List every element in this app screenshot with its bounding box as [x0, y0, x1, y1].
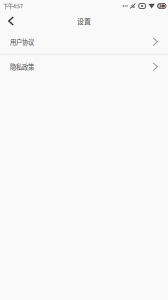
button[interactable]: 隐私政策 [0, 55, 168, 78]
staticText: 设置 [77, 16, 91, 26]
button[interactable]: Back [0, 12, 24, 30]
staticText: 隐私政策 [10, 62, 34, 71]
staticText: 用户协议 [10, 37, 34, 46]
staticText: 下午4:57 [3, 2, 23, 10]
button[interactable]: 用户协议 [0, 30, 168, 54]
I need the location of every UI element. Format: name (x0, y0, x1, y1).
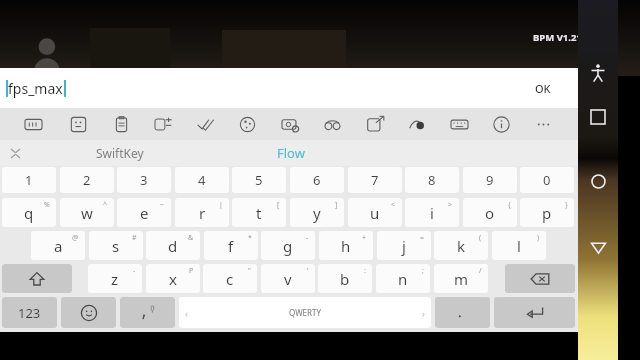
staticText: w (81, 203, 93, 223)
staticText: r (199, 203, 206, 223)
staticText: OK (535, 81, 551, 96)
button[interactable]: 3 (117, 167, 171, 193)
staticText: ; (422, 266, 424, 276)
button[interactable]: GIF (17, 108, 49, 140)
button[interactable]: l (492, 231, 546, 260)
button[interactable]: Emoji (61, 297, 116, 328)
button[interactable]: y (290, 198, 344, 227)
button[interactable]: f (204, 231, 258, 260)
button[interactable]: Incognito (316, 108, 348, 140)
button[interactable]: j (377, 231, 431, 260)
staticText: 1 (25, 171, 33, 189)
button[interactable]: More (527, 108, 559, 140)
button[interactable]: Enter (494, 297, 575, 328)
button[interactable]: 123 (2, 297, 57, 328)
button[interactable]: Recent apps (578, 100, 618, 134)
button[interactable]: Flow (260, 140, 322, 166)
button[interactable]: Expand toolbar (3, 141, 27, 165)
button[interactable]: 0 (520, 167, 574, 193)
staticText: y (313, 203, 321, 223)
button[interactable]: u (348, 198, 402, 227)
button[interactable]: t (232, 198, 286, 227)
button[interactable]: Themes (231, 108, 263, 140)
button[interactable]: h (319, 231, 373, 260)
button[interactable]: c (203, 264, 257, 293)
staticText: › (422, 307, 425, 319)
button[interactable]: Accessibility (578, 56, 618, 90)
staticText: 5 (255, 171, 263, 189)
button[interactable]: r (175, 198, 229, 227)
button[interactable]: d (146, 231, 200, 260)
staticText: : (364, 266, 366, 276)
button[interactable]: i (405, 198, 459, 227)
button[interactable]: Translate (147, 108, 179, 140)
button[interactable]: Period (435, 297, 490, 328)
button[interactable]: b (318, 264, 372, 293)
button[interactable]: m (434, 264, 488, 293)
button[interactable]: Stickers (62, 108, 94, 140)
button[interactable]: n (376, 264, 430, 293)
button[interactable]: 8 (405, 167, 459, 193)
button[interactable]: Home (578, 164, 618, 198)
button[interactable]: e (117, 198, 171, 227)
button[interactable]: w (60, 198, 114, 227)
staticText: c (226, 269, 234, 289)
button[interactable]: 5 (232, 167, 286, 193)
staticText: ^ (103, 200, 108, 210)
button[interactable]: o (463, 198, 517, 227)
button[interactable]: 7 (348, 167, 402, 193)
button[interactable]: z (88, 264, 142, 293)
staticText: @ (72, 233, 79, 243)
button[interactable]: s (89, 231, 143, 260)
button[interactable]: Comma and voice input (120, 297, 175, 328)
button[interactable]: Share (359, 108, 391, 140)
button[interactable]: 9 (463, 167, 517, 193)
button[interactable]: Tasks (189, 108, 221, 140)
button[interactable]: Info (485, 108, 517, 140)
button[interactable]: Space (179, 297, 431, 328)
staticText: ~ (160, 200, 165, 210)
button[interactable]: k (434, 231, 488, 260)
staticText: 8 (428, 171, 436, 189)
button[interactable]: p (520, 198, 574, 227)
button[interactable]: Shift (2, 264, 72, 293)
staticText: [ (277, 200, 280, 210)
button[interactable]: v (261, 264, 315, 293)
staticText: x (169, 269, 177, 289)
staticText: s (112, 236, 120, 256)
staticText: fps_max (8, 79, 63, 98)
staticText: # (132, 233, 137, 243)
staticText: f (228, 236, 234, 256)
button[interactable]: Edit (401, 108, 433, 140)
button[interactable]: Backspace (505, 264, 575, 293)
staticText: & (188, 233, 194, 243)
staticText: 7 (371, 171, 379, 189)
button[interactable]: a (31, 231, 85, 260)
staticText: u (370, 203, 380, 223)
staticText: < (391, 200, 396, 210)
staticText: k (457, 236, 466, 256)
staticText: ) (537, 233, 540, 243)
staticText: t (256, 203, 262, 223)
staticText: z (111, 269, 119, 289)
button[interactable]: g (261, 231, 315, 260)
button[interactable]: Keyboard modes (443, 108, 475, 140)
staticText: p (542, 203, 552, 223)
button[interactable]: x (146, 264, 200, 293)
button[interactable]: 1 (2, 167, 56, 193)
button[interactable]: 2 (60, 167, 114, 193)
staticText: l (517, 236, 521, 256)
staticText: + (362, 233, 367, 243)
staticText: i (430, 203, 434, 223)
button[interactable]: q (2, 198, 56, 227)
button[interactable]: 6 (290, 167, 344, 193)
button[interactable]: Clipboard (105, 108, 137, 140)
staticText: g (283, 236, 293, 256)
button[interactable]: 4 (175, 167, 229, 193)
button[interactable]: SwiftKey (60, 140, 180, 166)
button[interactable]: Camera (274, 108, 306, 140)
button[interactable]: Back (578, 230, 618, 264)
staticText: % (44, 200, 50, 210)
staticText: 123 (18, 304, 41, 322)
button[interactable]: OK (508, 68, 578, 108)
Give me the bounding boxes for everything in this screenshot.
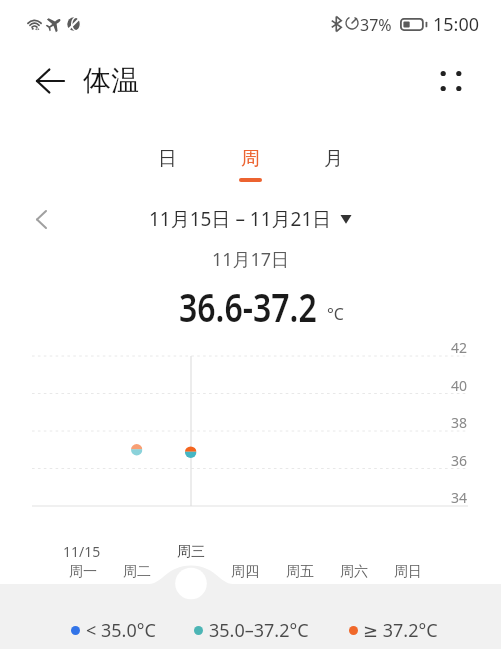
- button[interactable]: 周二: [107, 563, 167, 581]
- staticText: 11月15日 – 11月21日: [149, 206, 332, 232]
- staticText: 37%: [360, 14, 392, 36]
- staticText: 38: [451, 413, 468, 432]
- staticText: 月: [324, 147, 343, 171]
- staticText: 周日: [394, 563, 422, 581]
- button[interactable]: 周四: [215, 563, 275, 581]
- staticText: 周一: [69, 563, 97, 581]
- button[interactable]: 周三: [161, 543, 221, 561]
- staticText: 11月17日: [0, 247, 501, 272]
- button[interactable]: 月: [307, 140, 359, 182]
- button[interactable]: More options: [431, 61, 471, 101]
- button[interactable]: 周六: [324, 563, 384, 581]
- staticText: 周二: [123, 563, 151, 581]
- staticText: °C: [327, 303, 344, 325]
- button[interactable]: 周日: [378, 563, 438, 581]
- staticText: 36: [451, 451, 468, 470]
- staticText: 周四: [231, 563, 259, 581]
- button[interactable]: 日: [141, 140, 193, 182]
- staticText: 15:00: [433, 12, 480, 37]
- button[interactable]: 周一: [53, 563, 113, 581]
- staticText: 36.6-37.2: [179, 279, 317, 333]
- button[interactable]: 周: [224, 140, 276, 182]
- staticText: 日: [158, 147, 177, 171]
- staticText: 体温: [83, 63, 139, 98]
- staticText: 周六: [340, 563, 368, 581]
- staticText: ≥ 37.2°C: [363, 618, 438, 643]
- staticText: 40: [451, 376, 468, 395]
- staticText: 周: [241, 147, 260, 171]
- button[interactable]: 周五: [270, 563, 330, 581]
- staticText: 周三: [177, 543, 205, 561]
- staticText: 34: [451, 488, 468, 507]
- staticText: 周五: [286, 563, 314, 581]
- staticText: 11/15: [63, 542, 101, 561]
- staticText: 35.0–37.2°C: [209, 618, 309, 643]
- button[interactable]: Previous week: [24, 202, 58, 236]
- button[interactable]: Back: [29, 60, 71, 102]
- button[interactable]: 11月15日 – 11月21日: [149, 206, 352, 232]
- staticText: 42: [451, 338, 468, 357]
- staticText: < 35.0°C: [86, 618, 156, 643]
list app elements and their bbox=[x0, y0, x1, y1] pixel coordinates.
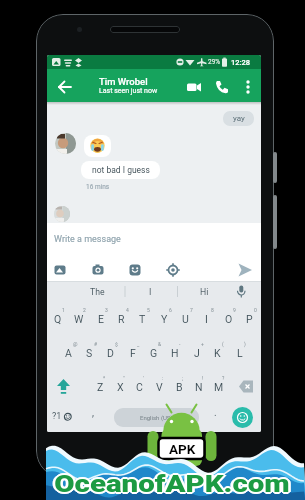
staticText: S bbox=[86, 347, 93, 359]
staticText: B bbox=[176, 381, 183, 393]
staticText: P bbox=[246, 313, 253, 325]
button[interactable]: Q bbox=[47, 306, 68, 332]
staticText: N bbox=[195, 381, 203, 393]
staticText: yay bbox=[233, 114, 245, 123]
staticText: O bbox=[225, 313, 233, 325]
button[interactable]: J bbox=[186, 340, 207, 366]
staticText: English (US) bbox=[140, 414, 173, 421]
staticText: 1 bbox=[62, 307, 65, 313]
button[interactable]: S bbox=[79, 340, 100, 366]
staticText: D bbox=[107, 347, 114, 359]
staticText: OceanofAPK.com bbox=[54, 471, 290, 498]
staticText: , bbox=[92, 407, 94, 419]
button[interactable]: T bbox=[132, 306, 153, 332]
staticText: 5 bbox=[147, 307, 150, 313]
button[interactable]: L bbox=[229, 340, 250, 366]
button[interactable]: M bbox=[209, 373, 229, 400]
staticText: & bbox=[158, 341, 162, 347]
button[interactable]: N bbox=[189, 373, 209, 400]
button[interactable]: H bbox=[164, 340, 185, 366]
staticText: W bbox=[74, 313, 84, 325]
staticText: F bbox=[130, 347, 136, 359]
button[interactable] bbox=[125, 260, 145, 280]
button[interactable]: W bbox=[68, 306, 89, 332]
staticText: H bbox=[171, 347, 179, 359]
staticText: Last seen just now bbox=[99, 87, 158, 95]
staticText: ( bbox=[222, 341, 224, 347]
staticText: 4 bbox=[126, 307, 129, 313]
button[interactable]: The bbox=[75, 281, 119, 302]
button[interactable]: P bbox=[239, 306, 260, 332]
staticText: * bbox=[103, 375, 106, 381]
button[interactable]: X bbox=[110, 373, 130, 400]
staticText: Q bbox=[54, 313, 62, 325]
staticText: 2 bbox=[83, 307, 86, 313]
staticText: Write a message bbox=[54, 234, 121, 245]
button[interactable] bbox=[240, 76, 256, 98]
staticText: T bbox=[139, 313, 146, 325]
staticText: G bbox=[150, 347, 158, 359]
staticText: 12:28 bbox=[231, 58, 251, 67]
staticText: ) bbox=[244, 341, 246, 347]
button[interactable]: E bbox=[90, 306, 111, 332]
staticText: Hi bbox=[200, 287, 209, 297]
button[interactable]: C bbox=[129, 373, 149, 400]
button[interactable]: R bbox=[111, 306, 132, 332]
button[interactable] bbox=[53, 76, 77, 98]
staticText: I bbox=[149, 287, 152, 297]
staticText: _ bbox=[137, 341, 140, 347]
staticText: # bbox=[94, 341, 98, 347]
button[interactable]: I bbox=[128, 281, 172, 302]
staticText: 7 bbox=[190, 307, 193, 313]
button[interactable] bbox=[50, 260, 70, 280]
button[interactable]: G bbox=[143, 340, 164, 366]
button[interactable] bbox=[51, 373, 79, 400]
button[interactable] bbox=[183, 76, 206, 98]
button[interactable]: A bbox=[58, 340, 79, 366]
button[interactable]: U bbox=[175, 306, 196, 332]
staticText: K bbox=[214, 347, 221, 359]
button[interactable]: V bbox=[149, 373, 169, 400]
button[interactable] bbox=[234, 259, 256, 281]
staticText: ? bbox=[222, 375, 225, 381]
button[interactable] bbox=[88, 260, 108, 280]
staticText: ?1 bbox=[52, 411, 62, 422]
button[interactable]: F bbox=[122, 340, 143, 366]
button[interactable]: English (US) bbox=[114, 408, 199, 427]
staticText: 6 bbox=[169, 307, 172, 313]
staticText: OceanofAPK.com bbox=[52, 471, 287, 498]
staticText: : bbox=[162, 375, 164, 381]
staticText: $ bbox=[115, 341, 118, 347]
staticText: ; bbox=[182, 375, 184, 381]
staticText: OceanofAPK.com bbox=[54, 469, 290, 496]
button[interactable]: D bbox=[100, 340, 121, 366]
button[interactable] bbox=[211, 76, 234, 98]
staticText: Z bbox=[97, 381, 104, 393]
staticText: ' bbox=[143, 375, 144, 381]
staticText: J bbox=[194, 347, 200, 359]
button[interactable]: ?1 bbox=[49, 404, 81, 430]
staticText: A bbox=[65, 347, 72, 359]
button[interactable] bbox=[232, 407, 253, 428]
button[interactable]: I bbox=[196, 306, 217, 332]
staticText: C bbox=[136, 381, 143, 393]
staticText: OceanofAPK.com bbox=[57, 471, 292, 498]
button[interactable]: Z bbox=[90, 373, 110, 400]
button[interactable]: Hi bbox=[182, 281, 226, 302]
staticText: " bbox=[123, 375, 125, 381]
staticText: 8 bbox=[211, 307, 214, 313]
staticText: OceanofAPK.com bbox=[56, 470, 291, 497]
button[interactable] bbox=[163, 260, 183, 280]
staticText: 3 bbox=[105, 307, 108, 313]
staticText: R bbox=[118, 313, 125, 325]
staticText: M bbox=[214, 381, 224, 393]
button[interactable]: B bbox=[169, 373, 189, 400]
staticText: ! bbox=[202, 375, 204, 381]
staticText: U bbox=[182, 313, 189, 325]
button[interactable]: K bbox=[207, 340, 228, 366]
button[interactable]: O bbox=[218, 306, 239, 332]
button[interactable]: Y bbox=[154, 306, 175, 332]
staticText: 9 bbox=[233, 307, 236, 313]
staticText: 16 mins bbox=[86, 183, 110, 191]
button[interactable] bbox=[229, 373, 259, 400]
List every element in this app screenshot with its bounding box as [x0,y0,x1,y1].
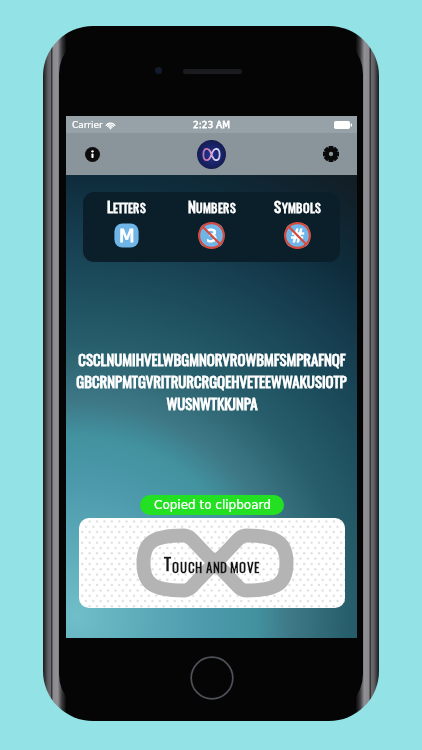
staticText: E [128,199,133,217]
staticText: WUSNWTKKJNPA [166,392,258,414]
staticText: GBCRNPMTGVRITRURCRGQEHVETEEWWAKUSIOTP [76,370,347,392]
staticText: N [188,195,196,217]
staticText: N [213,557,220,576]
staticText: M [230,557,239,576]
staticText: E [113,199,118,217]
staticText: Carrier [72,120,103,130]
staticText: D [220,557,227,576]
button[interactable]: Settings [323,146,339,162]
staticText: T [164,551,172,576]
staticText: V [247,557,254,576]
staticText: # [290,225,306,246]
button[interactable]: Copied to clipboard [140,495,284,515]
staticText: 2:23 AM [193,120,230,130]
staticText: Copied to clipboard [154,498,271,512]
button[interactable]: N [169,192,254,262]
button[interactable]: App logo [197,140,226,169]
staticText: R [223,199,230,217]
staticText: A [206,557,213,576]
staticText: S [315,199,321,217]
staticText: O [239,557,247,576]
staticText: E [254,557,260,576]
staticText: S [274,195,282,217]
staticText: U [180,557,188,576]
staticText: S [140,199,146,217]
staticText: S [230,199,236,217]
staticText: R [133,199,140,217]
staticText: B [296,199,303,217]
staticText: B [211,199,218,217]
staticText: H [195,557,203,576]
staticText: T [118,199,123,217]
staticText: 3 [206,225,218,246]
staticText: M [203,199,211,217]
staticText: U [196,199,203,217]
staticText: C [188,557,195,576]
staticText: Y [282,199,288,217]
button[interactable]: S [255,192,340,262]
staticText: M [288,199,296,217]
staticText: O [172,557,180,576]
button[interactable]: Info [85,147,100,162]
button[interactable]: L [84,192,169,262]
staticText: O [303,199,310,217]
staticText: T [123,199,128,217]
button[interactable]: Touch and move [79,518,345,608]
staticText: L [107,195,113,217]
staticText: L [310,199,315,217]
staticText: CSCLNUMIHVELWBGMNORVROWBMFSMPRAFNQF [78,348,346,370]
staticText: E [218,199,223,217]
staticText: M [119,225,135,246]
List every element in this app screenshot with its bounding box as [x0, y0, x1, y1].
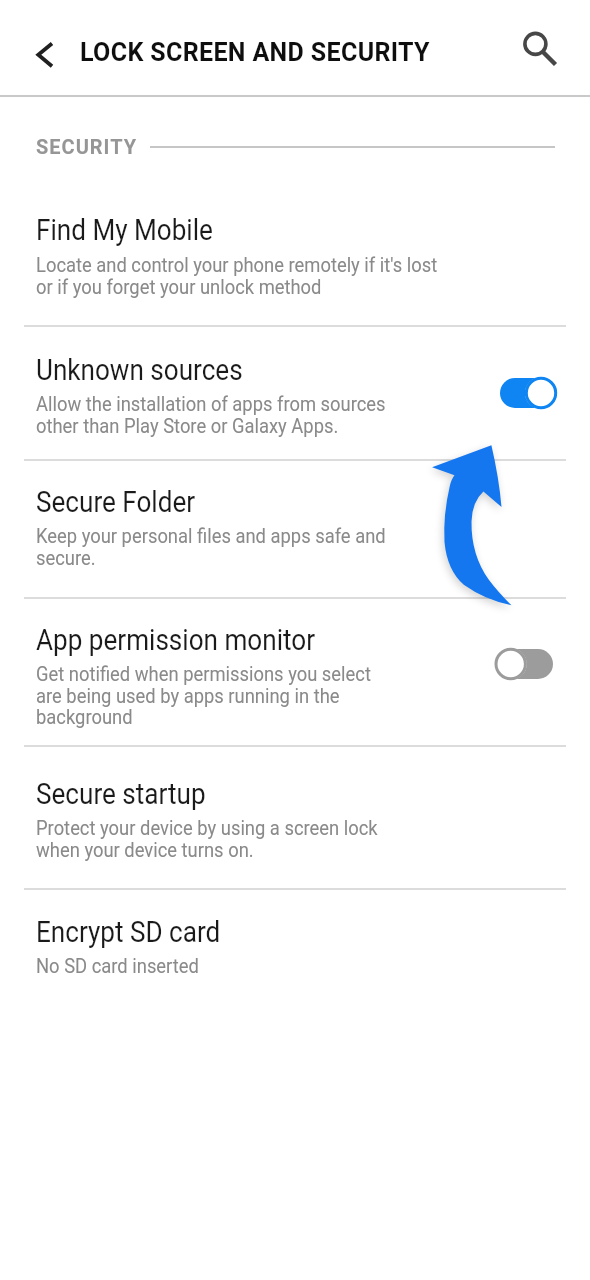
button[interactable]: [490, 644, 558, 684]
staticText: Protect your device by using a screen lo…: [36, 816, 378, 862]
staticText: Secure startup: [36, 777, 206, 811]
staticText: Locate and control your phone remotely i…: [36, 253, 438, 299]
button[interactable]: [24, 30, 68, 74]
staticText: No SD card inserted: [36, 954, 200, 979]
button[interactable]: [494, 373, 562, 413]
button[interactable]: Encrypt SD card: [0, 888, 590, 1000]
staticText: LOCK SCREEN AND SECURITY: [80, 38, 430, 67]
button[interactable]: Secure Folder: [0, 459, 590, 597]
button[interactable]: Unknown sources: [0, 325, 590, 459]
staticText: App permission monitor: [36, 623, 315, 657]
staticText: Find My Mobile: [36, 213, 213, 247]
staticText: Get notified when permissions you select…: [36, 662, 371, 729]
button[interactable]: Find My Mobile: [0, 170, 590, 325]
staticText: Keep your personal files and apps safe a…: [36, 524, 386, 570]
button[interactable]: App permission monitor: [0, 597, 590, 745]
button[interactable]: [505, 18, 565, 78]
staticText: Unknown sources: [36, 353, 243, 387]
staticText: Allow the installation of apps from sour…: [36, 392, 386, 438]
staticText: Encrypt SD card: [36, 915, 220, 949]
button[interactable]: Secure startup: [0, 745, 590, 888]
staticText: SECURITY: [36, 135, 138, 158]
staticText: Secure Folder: [36, 485, 195, 519]
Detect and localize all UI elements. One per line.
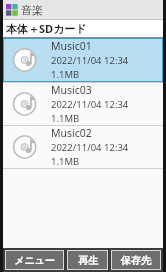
staticText: 2022/11/04 12:34 (51, 98, 129, 111)
other: 音楽アプリ (6, 4, 18, 16)
staticText: 音楽 (21, 3, 43, 17)
staticText: 再生 (78, 254, 98, 267)
button[interactable]: Music01 (3, 38, 163, 82)
staticText: メニュー (14, 254, 55, 267)
button[interactable]: Music03 (3, 83, 163, 125)
staticText: Music03 (51, 83, 92, 97)
button[interactable]: Music02 (3, 126, 163, 168)
staticText: 1.1MB (51, 68, 80, 81)
button[interactable]: 再生 (67, 250, 108, 270)
staticText: 1.1MB (51, 155, 80, 168)
button[interactable]: 保存先 (111, 250, 161, 270)
staticText: Music02 (51, 126, 92, 140)
staticText: 保存先 (121, 254, 151, 267)
staticText: 本体＋SDカード (6, 21, 87, 36)
staticText: 1.1MB (51, 112, 80, 125)
staticText: Music01 (51, 39, 92, 53)
staticText: 2022/11/04 12:34 (51, 54, 129, 67)
button[interactable]: メニュー (5, 250, 64, 270)
staticText: 2022/11/04 12:34 (51, 141, 129, 154)
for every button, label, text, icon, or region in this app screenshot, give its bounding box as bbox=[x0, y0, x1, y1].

▬▬▬

__Description of the task__
Rewrite the listing from its start through the line with "I need the location", changing "bounding box" to "coordinates" and leaving everything else unchanged. Leave the pictures out.

__Result below__
List every element in this app screenshot with its coordinates as [x0, y0, x1, y1].
button[interactable]: 隐私政策 [0, 55, 168, 78]
staticText: 设置 [77, 16, 91, 26]
button[interactable]: Back [0, 12, 24, 30]
staticText: 隐私政策 [10, 62, 34, 71]
staticText: 用户协议 [10, 37, 34, 46]
staticText: 下午4:57 [3, 2, 23, 10]
button[interactable]: 用户协议 [0, 30, 168, 54]
I need the location of every UI element. Format: name (x0, y0, x1, y1).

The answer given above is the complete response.